__Work to do__
Copy out the lines from the one containing "Identify all the" through the one containing "402, 590, 419]", including both of those lines. Omit the pictures.
*** Material shown ***
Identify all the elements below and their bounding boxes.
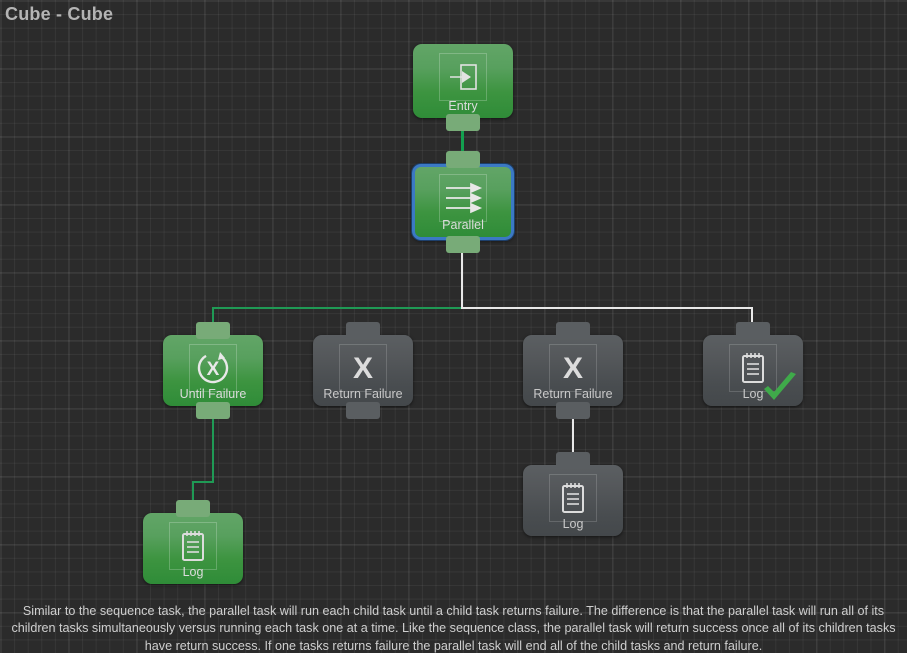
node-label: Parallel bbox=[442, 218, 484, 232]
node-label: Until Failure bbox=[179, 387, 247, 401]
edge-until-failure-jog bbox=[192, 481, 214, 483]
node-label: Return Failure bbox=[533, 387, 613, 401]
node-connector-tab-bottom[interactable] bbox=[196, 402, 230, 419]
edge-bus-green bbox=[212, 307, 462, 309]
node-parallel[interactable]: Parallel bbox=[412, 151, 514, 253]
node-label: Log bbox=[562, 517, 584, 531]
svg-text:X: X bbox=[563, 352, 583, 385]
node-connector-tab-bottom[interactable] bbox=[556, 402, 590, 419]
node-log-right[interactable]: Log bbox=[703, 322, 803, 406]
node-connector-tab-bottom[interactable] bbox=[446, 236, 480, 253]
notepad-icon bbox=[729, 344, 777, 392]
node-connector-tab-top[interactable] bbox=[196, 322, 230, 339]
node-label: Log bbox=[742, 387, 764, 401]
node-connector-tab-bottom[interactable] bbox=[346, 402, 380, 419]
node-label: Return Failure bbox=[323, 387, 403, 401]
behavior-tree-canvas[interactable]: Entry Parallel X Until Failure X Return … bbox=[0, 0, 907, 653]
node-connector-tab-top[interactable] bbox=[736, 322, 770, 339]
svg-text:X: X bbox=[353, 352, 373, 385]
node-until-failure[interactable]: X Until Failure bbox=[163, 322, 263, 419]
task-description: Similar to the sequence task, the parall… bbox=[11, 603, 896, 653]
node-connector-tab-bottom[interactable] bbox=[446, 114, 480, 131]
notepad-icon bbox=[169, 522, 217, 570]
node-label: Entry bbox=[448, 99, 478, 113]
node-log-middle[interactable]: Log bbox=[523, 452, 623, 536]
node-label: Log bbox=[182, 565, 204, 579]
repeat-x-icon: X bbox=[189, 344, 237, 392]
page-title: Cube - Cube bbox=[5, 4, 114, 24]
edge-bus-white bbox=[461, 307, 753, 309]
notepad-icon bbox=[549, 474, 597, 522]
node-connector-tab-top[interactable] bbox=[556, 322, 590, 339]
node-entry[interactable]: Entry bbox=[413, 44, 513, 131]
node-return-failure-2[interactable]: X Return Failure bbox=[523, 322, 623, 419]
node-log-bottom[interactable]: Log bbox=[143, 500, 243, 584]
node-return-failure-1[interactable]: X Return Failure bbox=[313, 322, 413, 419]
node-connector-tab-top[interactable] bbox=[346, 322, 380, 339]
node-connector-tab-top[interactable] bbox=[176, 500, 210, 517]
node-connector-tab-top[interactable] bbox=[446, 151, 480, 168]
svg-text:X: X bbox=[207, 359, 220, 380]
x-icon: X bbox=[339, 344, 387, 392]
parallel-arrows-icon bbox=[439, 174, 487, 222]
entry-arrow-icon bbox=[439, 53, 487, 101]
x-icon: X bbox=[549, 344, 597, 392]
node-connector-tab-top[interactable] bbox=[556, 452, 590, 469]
***
*** Material shown ***
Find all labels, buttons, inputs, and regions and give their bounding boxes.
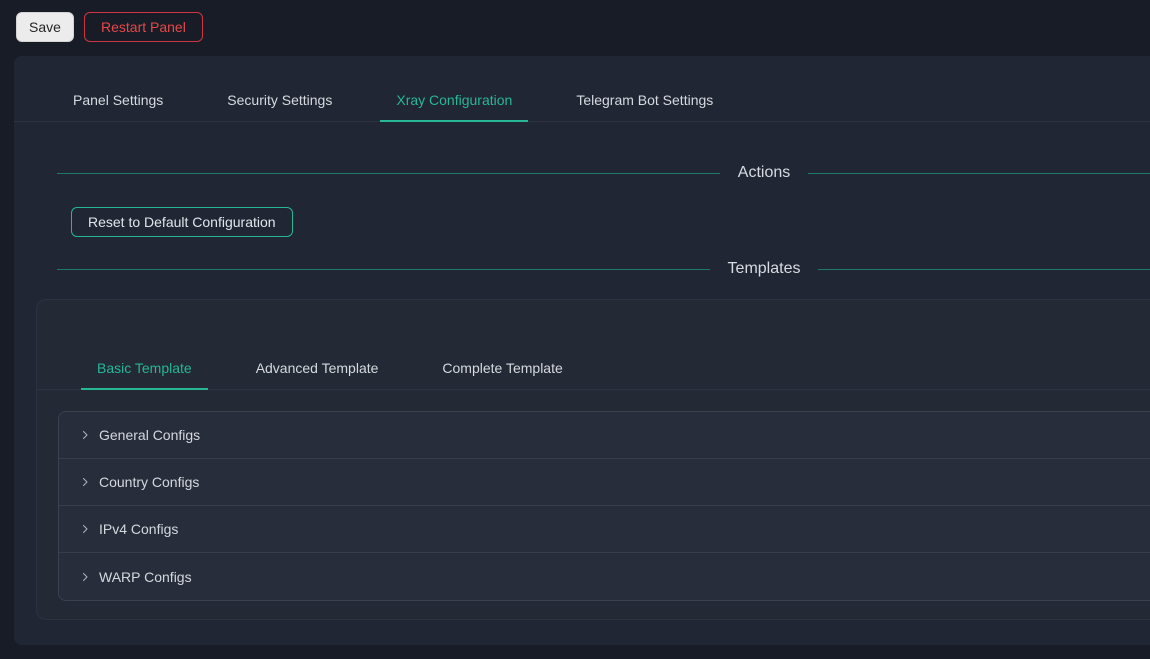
***
__Task answer__
Identify all the elements below and their bounding boxes.
node-label: Parallel bbox=[442, 218, 484, 232]
node-label: Until Failure bbox=[179, 387, 247, 401]
edge-until-failure-jog bbox=[192, 481, 214, 483]
node-label: Return Failure bbox=[533, 387, 613, 401]
node-connector-tab-bottom[interactable] bbox=[196, 402, 230, 419]
edge-bus-green bbox=[212, 307, 462, 309]
node-parallel[interactable]: Parallel bbox=[412, 151, 514, 253]
node-label: Log bbox=[562, 517, 584, 531]
svg-text:X: X bbox=[563, 352, 583, 385]
node-connector-tab-bottom[interactable] bbox=[556, 402, 590, 419]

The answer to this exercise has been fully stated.